■ **GIVEN PROBLEM**
Check each line of the entries below for the string "Könneker"; copy every line where it appears.

■ **WORKING DATA**
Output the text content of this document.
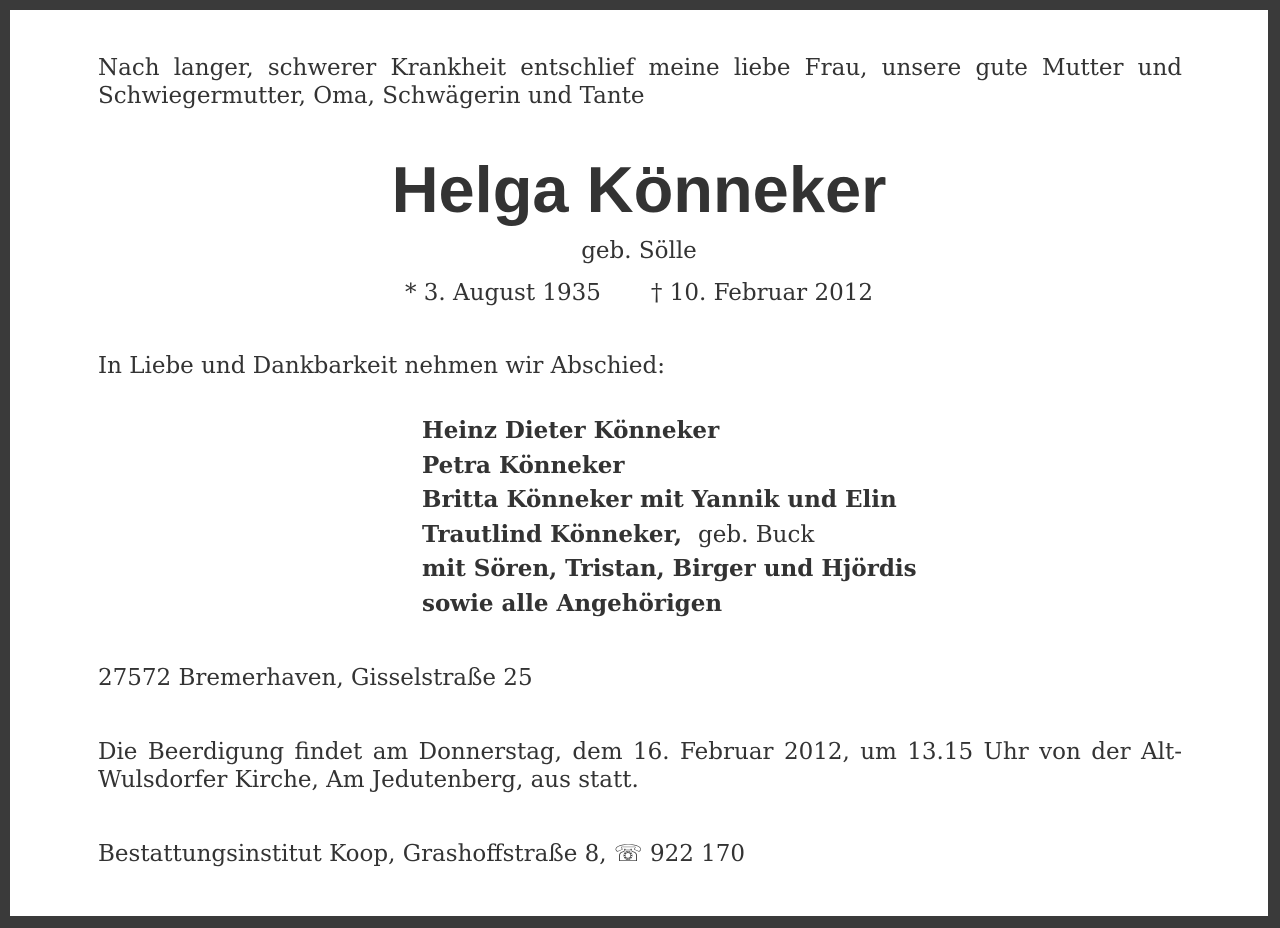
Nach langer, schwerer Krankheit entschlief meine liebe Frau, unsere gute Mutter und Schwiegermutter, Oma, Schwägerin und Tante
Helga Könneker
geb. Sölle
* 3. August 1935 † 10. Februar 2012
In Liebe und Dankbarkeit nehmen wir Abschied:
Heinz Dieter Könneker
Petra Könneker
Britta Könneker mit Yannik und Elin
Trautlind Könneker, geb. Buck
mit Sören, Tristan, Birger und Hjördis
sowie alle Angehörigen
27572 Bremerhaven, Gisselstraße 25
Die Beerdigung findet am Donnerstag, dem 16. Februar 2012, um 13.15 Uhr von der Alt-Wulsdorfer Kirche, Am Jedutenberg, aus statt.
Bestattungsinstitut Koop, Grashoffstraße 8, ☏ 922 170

...

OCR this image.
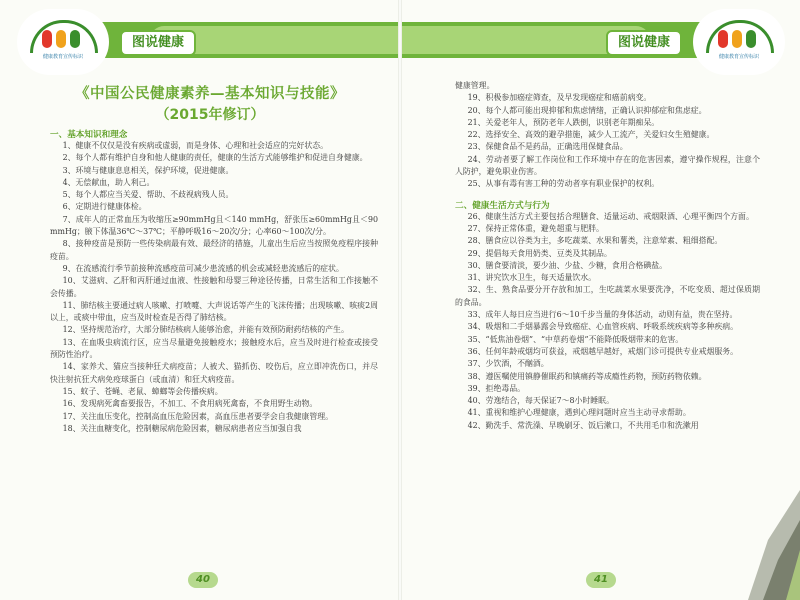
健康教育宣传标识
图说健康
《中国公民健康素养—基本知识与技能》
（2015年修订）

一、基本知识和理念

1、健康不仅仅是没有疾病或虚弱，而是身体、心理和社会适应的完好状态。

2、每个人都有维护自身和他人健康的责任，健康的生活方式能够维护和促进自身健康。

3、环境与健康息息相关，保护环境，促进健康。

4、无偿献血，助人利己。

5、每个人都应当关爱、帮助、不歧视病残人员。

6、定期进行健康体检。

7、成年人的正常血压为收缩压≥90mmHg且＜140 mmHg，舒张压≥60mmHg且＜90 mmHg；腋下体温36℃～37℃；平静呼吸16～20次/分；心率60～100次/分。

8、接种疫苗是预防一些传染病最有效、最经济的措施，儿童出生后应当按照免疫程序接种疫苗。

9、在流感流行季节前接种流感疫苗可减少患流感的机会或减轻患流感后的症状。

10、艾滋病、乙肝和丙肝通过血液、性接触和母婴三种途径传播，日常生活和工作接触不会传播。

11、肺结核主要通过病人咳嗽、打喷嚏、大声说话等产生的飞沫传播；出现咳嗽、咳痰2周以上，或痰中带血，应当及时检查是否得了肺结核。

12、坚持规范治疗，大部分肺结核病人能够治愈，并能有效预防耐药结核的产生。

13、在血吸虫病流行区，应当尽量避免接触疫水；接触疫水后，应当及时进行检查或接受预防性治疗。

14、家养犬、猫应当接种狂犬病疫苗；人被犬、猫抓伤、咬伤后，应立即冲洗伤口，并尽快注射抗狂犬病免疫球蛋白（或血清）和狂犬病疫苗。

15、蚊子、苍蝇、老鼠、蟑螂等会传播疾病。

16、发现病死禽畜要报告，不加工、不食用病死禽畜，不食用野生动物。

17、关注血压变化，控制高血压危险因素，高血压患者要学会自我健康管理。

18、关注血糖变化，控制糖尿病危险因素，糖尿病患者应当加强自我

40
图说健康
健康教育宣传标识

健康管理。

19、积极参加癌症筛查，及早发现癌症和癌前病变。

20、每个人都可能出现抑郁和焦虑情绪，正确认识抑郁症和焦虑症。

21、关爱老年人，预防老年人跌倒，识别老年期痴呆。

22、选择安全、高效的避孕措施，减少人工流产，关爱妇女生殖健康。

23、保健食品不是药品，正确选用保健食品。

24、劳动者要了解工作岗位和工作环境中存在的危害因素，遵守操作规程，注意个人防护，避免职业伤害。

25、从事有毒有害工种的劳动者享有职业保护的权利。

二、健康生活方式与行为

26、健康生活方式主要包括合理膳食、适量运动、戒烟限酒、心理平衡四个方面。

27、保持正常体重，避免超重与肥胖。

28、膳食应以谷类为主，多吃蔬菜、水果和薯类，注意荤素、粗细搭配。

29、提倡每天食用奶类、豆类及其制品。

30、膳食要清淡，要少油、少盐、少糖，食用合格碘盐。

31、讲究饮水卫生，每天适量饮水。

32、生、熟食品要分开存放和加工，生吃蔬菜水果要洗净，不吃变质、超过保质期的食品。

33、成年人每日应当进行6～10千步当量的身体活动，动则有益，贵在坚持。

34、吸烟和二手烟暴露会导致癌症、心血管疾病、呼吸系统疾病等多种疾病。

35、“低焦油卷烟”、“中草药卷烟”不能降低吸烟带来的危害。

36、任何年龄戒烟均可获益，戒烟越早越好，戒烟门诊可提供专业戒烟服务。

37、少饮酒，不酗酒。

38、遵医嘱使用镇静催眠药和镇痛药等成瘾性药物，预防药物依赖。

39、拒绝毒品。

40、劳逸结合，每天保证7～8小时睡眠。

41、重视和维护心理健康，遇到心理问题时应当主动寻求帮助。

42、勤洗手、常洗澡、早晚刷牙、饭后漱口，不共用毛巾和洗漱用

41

■ **EXERCISE RESPONSE**
Helga Könneker
Heinz Dieter Könneker
Petra Könneker
Britta Könneker mit Yannik und Elin
Trautlind Könneker, geb. Buck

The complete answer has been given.